Exercise: Go through the data below and gather each line containing "this".

Records to use:
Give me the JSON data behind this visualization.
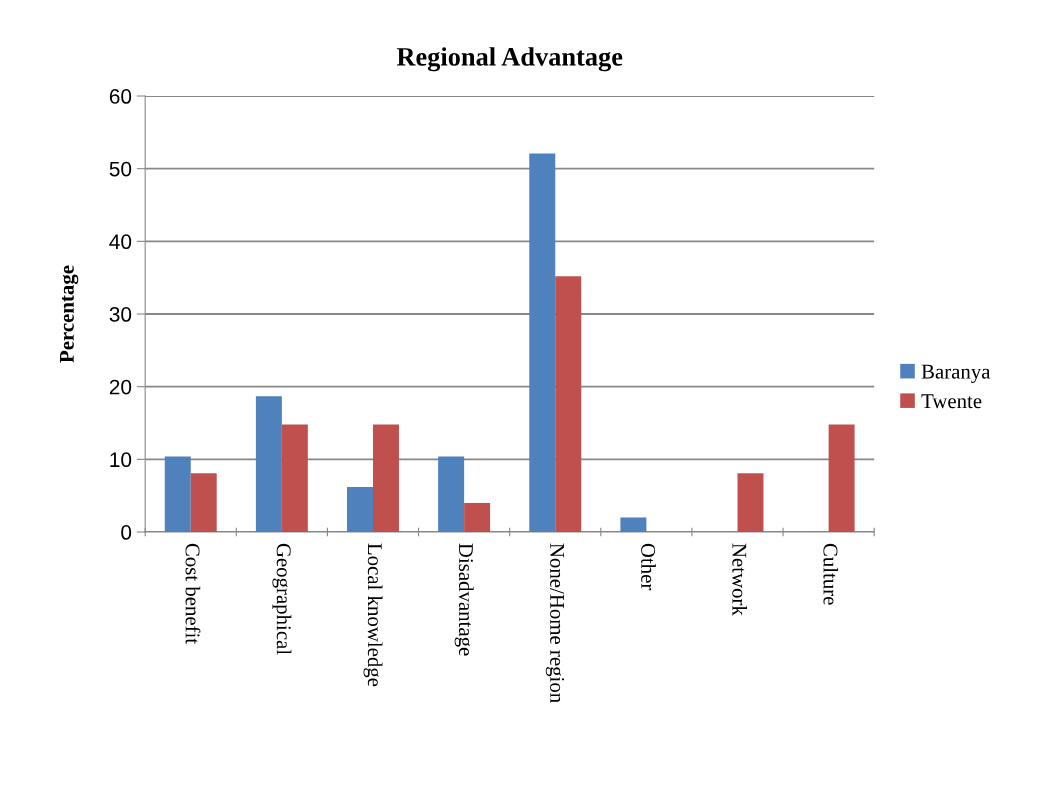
{
  "chart_data": {
    "type": "bar",
    "title": "Regional Advantage",
    "ylabel": "Percentage",
    "categories": [
      "Cost benefit",
      "Geographical",
      "Local knowledge",
      "Disadvantage",
      "None/Home region",
      "Other",
      "Network",
      "Culture"
    ],
    "series": [
      {
        "name": "Baranya",
        "color": "#4f81bd",
        "values": [
          10.4,
          18.7,
          6.2,
          10.4,
          52.1,
          2.0,
          0,
          0
        ]
      },
      {
        "name": "Twente",
        "color": "#c0504d",
        "values": [
          8.1,
          14.8,
          14.8,
          4.0,
          35.2,
          0,
          8.1,
          14.8
        ]
      }
    ],
    "ylim": [
      0,
      60
    ],
    "yticks": [
      0,
      10,
      20,
      30,
      40,
      50,
      60
    ],
    "grid": "y",
    "legend": "right"
  }
}
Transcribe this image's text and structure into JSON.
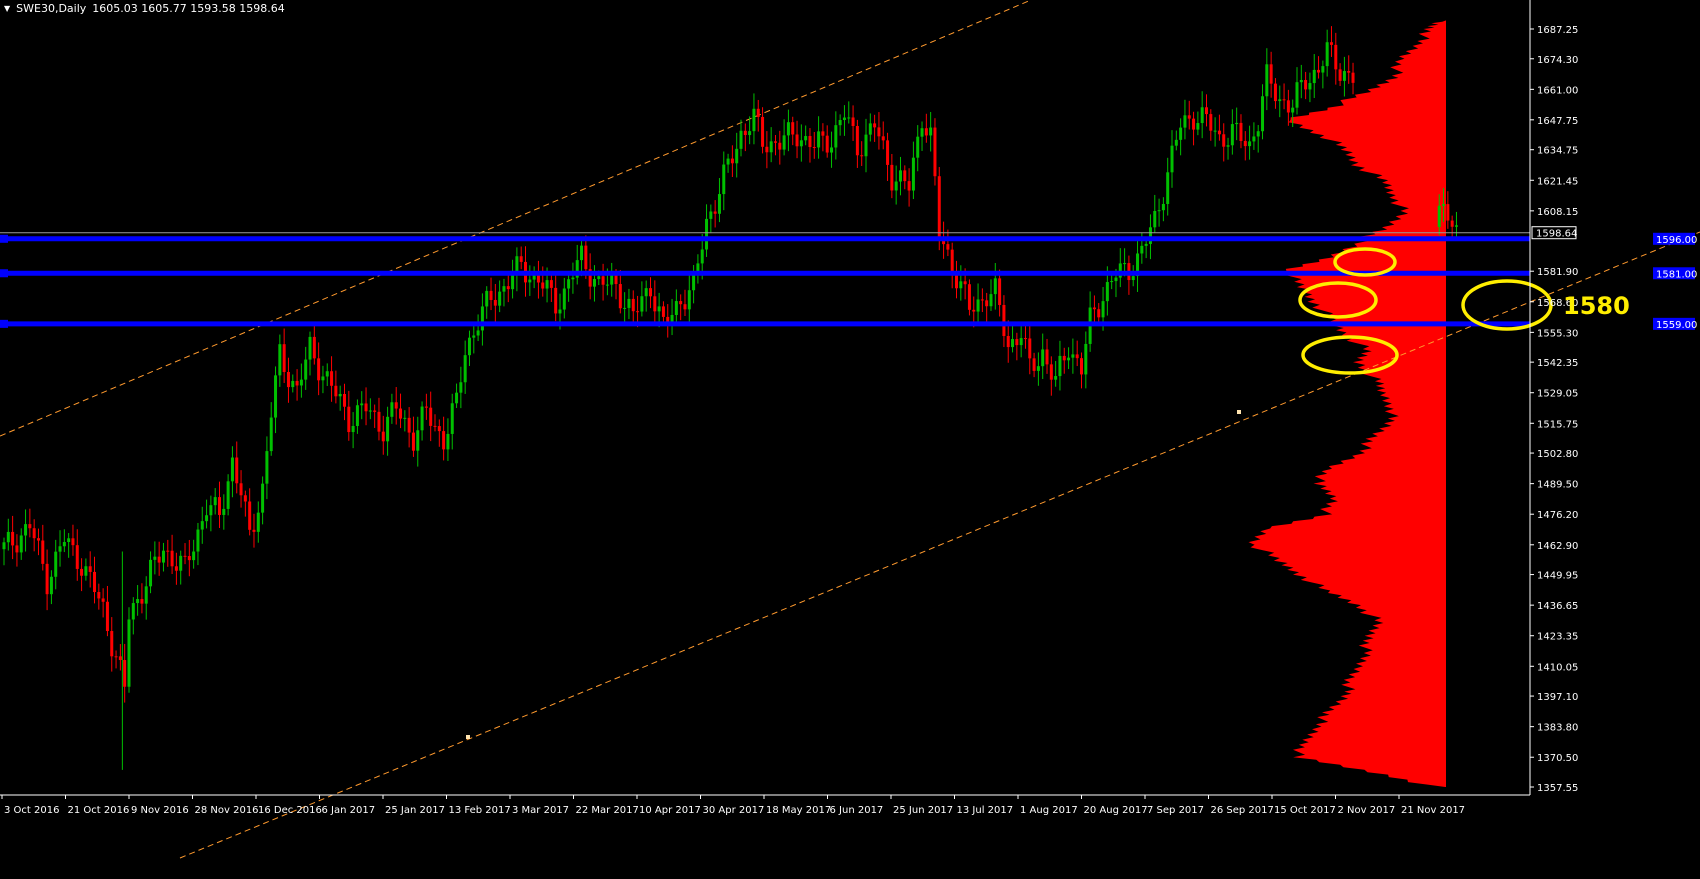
{
  "header": {
    "symbol": "SWE30,Daily",
    "ohlc": "1605.03 1605.77 1593.58 1598.64",
    "menu_icon": "triangle-down-icon"
  },
  "annotation": {
    "text": "1580"
  },
  "colors": {
    "background": "#000000",
    "bull": "#00c000",
    "bear": "#ff0000",
    "profile": "#ff0000",
    "level": "#0000ff",
    "highlight": "#ffee00",
    "channel": "#ff9a2e",
    "axis_text": "#ffffff",
    "price_line": "#9a9a9a"
  },
  "chart_data": {
    "type": "candlestick",
    "title": "SWE30,Daily",
    "xlabel": "",
    "ylabel": "",
    "ylim": [
      1357.55,
      1691.0
    ],
    "yticks": [
      "1687.25",
      "1674.30",
      "1661.00",
      "1647.75",
      "1634.75",
      "1621.45",
      "1608.15",
      "1581.90",
      "1568.60",
      "1555.30",
      "1542.35",
      "1529.05",
      "1515.75",
      "1502.80",
      "1489.50",
      "1476.20",
      "1462.90",
      "1449.95",
      "1436.65",
      "1423.35",
      "1410.05",
      "1397.10",
      "1383.80",
      "1370.50",
      "1357.55"
    ],
    "xticks": [
      "3 Oct 2016",
      "21 Oct 2016",
      "9 Nov 2016",
      "28 Nov 2016",
      "16 Dec 2016",
      "6 Jan 2017",
      "25 Jan 2017",
      "13 Feb 2017",
      "3 Mar 2017",
      "22 Mar 2017",
      "10 Apr 2017",
      "30 Apr 2017",
      "18 May 2017",
      "6 Jun 2017",
      "25 Jun 2017",
      "13 Jul 2017",
      "1 Aug 2017",
      "20 Aug 2017",
      "7 Sep 2017",
      "26 Sep 2017",
      "15 Oct 2017",
      "2 Nov 2017",
      "21 Nov 2017"
    ],
    "current_price": "1598.64",
    "key_levels": [
      1596.0,
      1581.0,
      1559.0
    ],
    "key_level_labels": [
      "1596.00",
      "1581.00",
      "1559.00"
    ],
    "close_path": [
      [
        0,
        1461
      ],
      [
        6,
        1471
      ],
      [
        10,
        1448
      ],
      [
        14,
        1465
      ],
      [
        18,
        1455
      ],
      [
        23,
        1435
      ],
      [
        28,
        1400
      ],
      [
        29,
        1432
      ],
      [
        33,
        1447
      ],
      [
        37,
        1461
      ],
      [
        42,
        1452
      ],
      [
        47,
        1480
      ],
      [
        50,
        1475
      ],
      [
        53,
        1500
      ],
      [
        55,
        1485
      ],
      [
        57,
        1466
      ],
      [
        60,
        1488
      ],
      [
        62,
        1520
      ],
      [
        64,
        1545
      ],
      [
        68,
        1530
      ],
      [
        71,
        1548
      ],
      [
        74,
        1538
      ],
      [
        77,
        1528
      ],
      [
        80,
        1518
      ],
      [
        84,
        1522
      ],
      [
        88,
        1514
      ],
      [
        91,
        1522
      ],
      [
        95,
        1510
      ],
      [
        98,
        1520
      ],
      [
        102,
        1509
      ],
      [
        105,
        1524
      ],
      [
        107,
        1548
      ],
      [
        110,
        1560
      ],
      [
        113,
        1570
      ],
      [
        116,
        1575
      ],
      [
        120,
        1584
      ],
      [
        124,
        1578
      ],
      [
        128,
        1568
      ],
      [
        130,
        1573
      ],
      [
        134,
        1588
      ],
      [
        138,
        1576
      ],
      [
        142,
        1576
      ],
      [
        146,
        1562
      ],
      [
        150,
        1576
      ],
      [
        153,
        1557
      ],
      [
        157,
        1570
      ],
      [
        160,
        1574
      ],
      [
        163,
        1604
      ],
      [
        165,
        1612
      ],
      [
        168,
        1627
      ],
      [
        171,
        1642
      ],
      [
        174,
        1648
      ],
      [
        176,
        1638
      ],
      [
        180,
        1638
      ],
      [
        184,
        1642
      ],
      [
        188,
        1636
      ],
      [
        192,
        1640
      ],
      [
        195,
        1650
      ],
      [
        198,
        1636
      ],
      [
        202,
        1645
      ],
      [
        206,
        1624
      ],
      [
        210,
        1618
      ],
      [
        213,
        1650
      ],
      [
        215,
        1640
      ],
      [
        217,
        1598
      ],
      [
        220,
        1585
      ],
      [
        224,
        1565
      ],
      [
        228,
        1572
      ],
      [
        230,
        1572
      ],
      [
        233,
        1550
      ],
      [
        236,
        1555
      ],
      [
        238,
        1539
      ],
      [
        241,
        1547
      ],
      [
        244,
        1533
      ],
      [
        247,
        1550
      ],
      [
        250,
        1539
      ],
      [
        252,
        1560
      ],
      [
        255,
        1572
      ],
      [
        258,
        1580
      ],
      [
        261,
        1583
      ],
      [
        264,
        1590
      ],
      [
        267,
        1604
      ],
      [
        270,
        1625
      ],
      [
        273,
        1645
      ],
      [
        276,
        1650
      ],
      [
        279,
        1647
      ],
      [
        282,
        1640
      ],
      [
        285,
        1642
      ],
      [
        289,
        1637
      ],
      [
        291,
        1648
      ],
      [
        293,
        1665
      ],
      [
        296,
        1657
      ],
      [
        299,
        1654
      ],
      [
        302,
        1665
      ],
      [
        305,
        1670
      ],
      [
        307,
        1677
      ],
      [
        310,
        1670
      ],
      [
        313,
        1666
      ],
      [
        330,
        1604
      ],
      [
        331,
        1606
      ],
      [
        333,
        1609
      ],
      [
        335,
        1604
      ],
      [
        337,
        1598.64
      ]
    ],
    "volume_profile": [
      [
        1357.55,
        3
      ],
      [
        1364,
        25
      ],
      [
        1370.5,
        52
      ],
      [
        1377,
        48
      ],
      [
        1383.8,
        45
      ],
      [
        1390,
        40
      ],
      [
        1397.1,
        35
      ],
      [
        1403,
        33
      ],
      [
        1410.05,
        30
      ],
      [
        1417,
        28
      ],
      [
        1423.35,
        26
      ],
      [
        1430,
        24
      ],
      [
        1436.65,
        30
      ],
      [
        1443,
        42
      ],
      [
        1449.95,
        50
      ],
      [
        1456,
        58
      ],
      [
        1462.9,
        66
      ],
      [
        1470,
        62
      ],
      [
        1476.2,
        42
      ],
      [
        1483,
        38
      ],
      [
        1489.5,
        45
      ],
      [
        1496,
        40
      ],
      [
        1502.8,
        30
      ],
      [
        1509,
        25
      ],
      [
        1515.75,
        20
      ],
      [
        1522,
        18
      ],
      [
        1529.05,
        22
      ],
      [
        1535,
        25
      ],
      [
        1542.35,
        30
      ],
      [
        1548,
        28
      ],
      [
        1555.3,
        35
      ],
      [
        1561,
        40
      ],
      [
        1568.6,
        45
      ],
      [
        1575,
        50
      ],
      [
        1581.9,
        55
      ],
      [
        1588,
        40
      ],
      [
        1595,
        30
      ],
      [
        1601,
        20
      ],
      [
        1608.15,
        15
      ],
      [
        1615,
        18
      ],
      [
        1621.45,
        22
      ],
      [
        1628,
        30
      ],
      [
        1634.75,
        35
      ],
      [
        1641,
        42
      ],
      [
        1647.75,
        55
      ],
      [
        1654,
        38
      ],
      [
        1661,
        25
      ],
      [
        1667,
        18
      ],
      [
        1674.3,
        15
      ],
      [
        1681,
        10
      ],
      [
        1687.25,
        5
      ],
      [
        1691,
        3
      ]
    ]
  }
}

Response:
Give me the JSON data behind this visualization.
Transcribe this image's text and structure into JSON.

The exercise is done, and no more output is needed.